> [Problem requirements]
Find each line holding "text" and copy it out.

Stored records

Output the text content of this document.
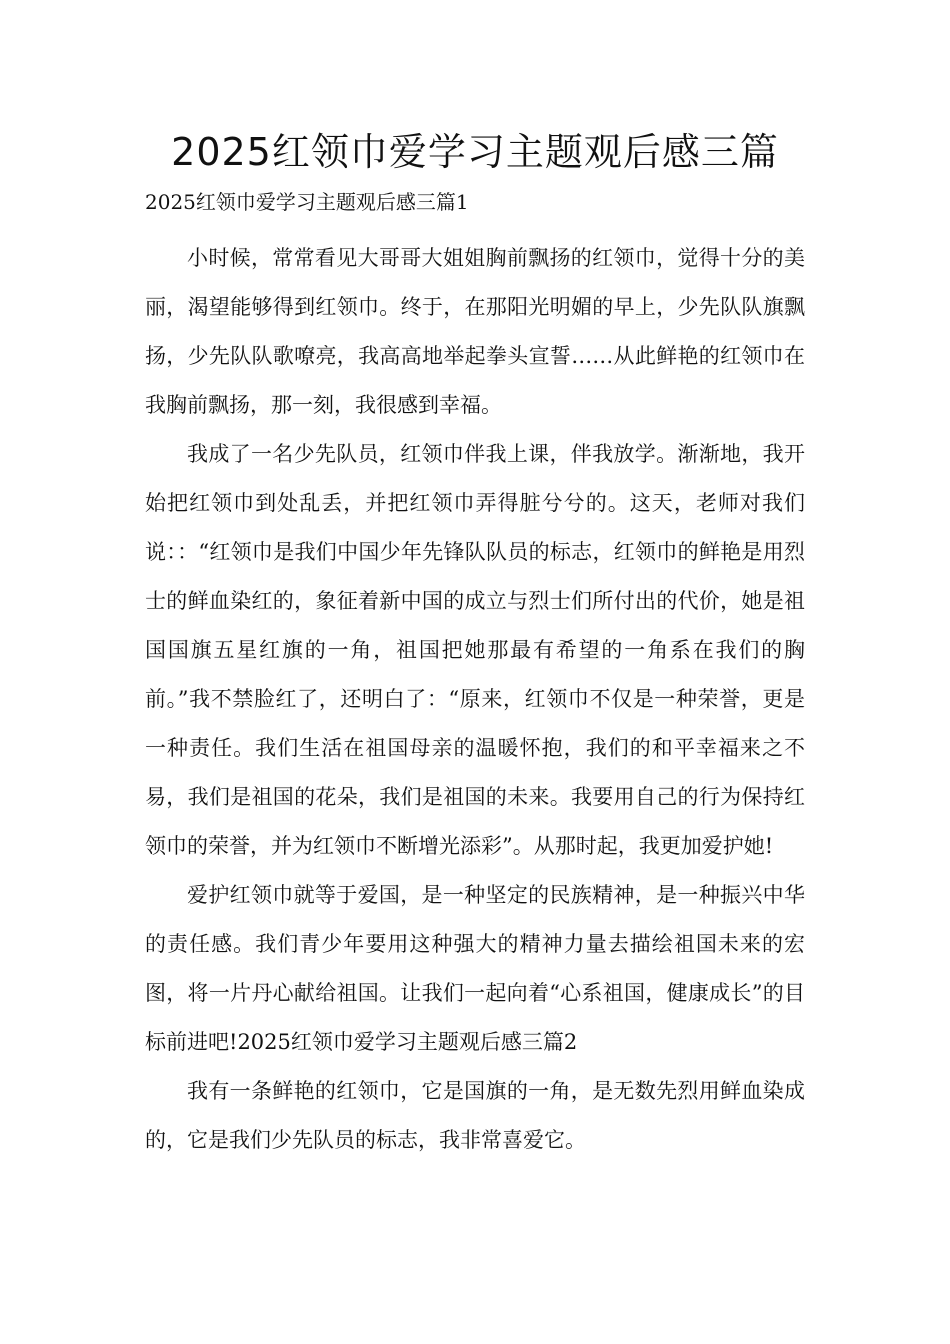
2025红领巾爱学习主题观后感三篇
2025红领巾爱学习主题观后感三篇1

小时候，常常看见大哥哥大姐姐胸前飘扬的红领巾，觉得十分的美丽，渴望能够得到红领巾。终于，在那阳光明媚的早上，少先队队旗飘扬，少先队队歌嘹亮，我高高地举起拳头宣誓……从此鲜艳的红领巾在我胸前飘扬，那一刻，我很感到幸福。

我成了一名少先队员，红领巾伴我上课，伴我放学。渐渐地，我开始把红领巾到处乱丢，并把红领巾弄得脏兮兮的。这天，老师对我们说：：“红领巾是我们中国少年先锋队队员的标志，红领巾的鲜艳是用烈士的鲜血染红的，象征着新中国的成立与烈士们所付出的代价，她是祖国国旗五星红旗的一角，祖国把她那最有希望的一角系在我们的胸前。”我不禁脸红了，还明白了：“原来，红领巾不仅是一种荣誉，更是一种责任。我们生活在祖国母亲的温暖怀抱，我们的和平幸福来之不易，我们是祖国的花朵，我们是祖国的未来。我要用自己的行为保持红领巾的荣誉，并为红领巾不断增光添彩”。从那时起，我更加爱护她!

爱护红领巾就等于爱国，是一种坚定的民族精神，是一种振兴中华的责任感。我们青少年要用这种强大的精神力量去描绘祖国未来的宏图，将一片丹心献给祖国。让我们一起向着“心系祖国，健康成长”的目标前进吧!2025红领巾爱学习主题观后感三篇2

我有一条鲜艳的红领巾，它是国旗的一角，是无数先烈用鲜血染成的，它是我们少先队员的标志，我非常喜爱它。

...

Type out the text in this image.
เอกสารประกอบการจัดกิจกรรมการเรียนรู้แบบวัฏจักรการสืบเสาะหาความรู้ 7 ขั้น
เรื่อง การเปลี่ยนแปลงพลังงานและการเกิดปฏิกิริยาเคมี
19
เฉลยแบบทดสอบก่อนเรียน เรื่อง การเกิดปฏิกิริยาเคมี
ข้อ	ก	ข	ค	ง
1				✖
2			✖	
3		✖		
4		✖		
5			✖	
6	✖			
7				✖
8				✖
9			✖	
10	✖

> [Exercise solution]
Output the text content of this document.
Type out the text in this image.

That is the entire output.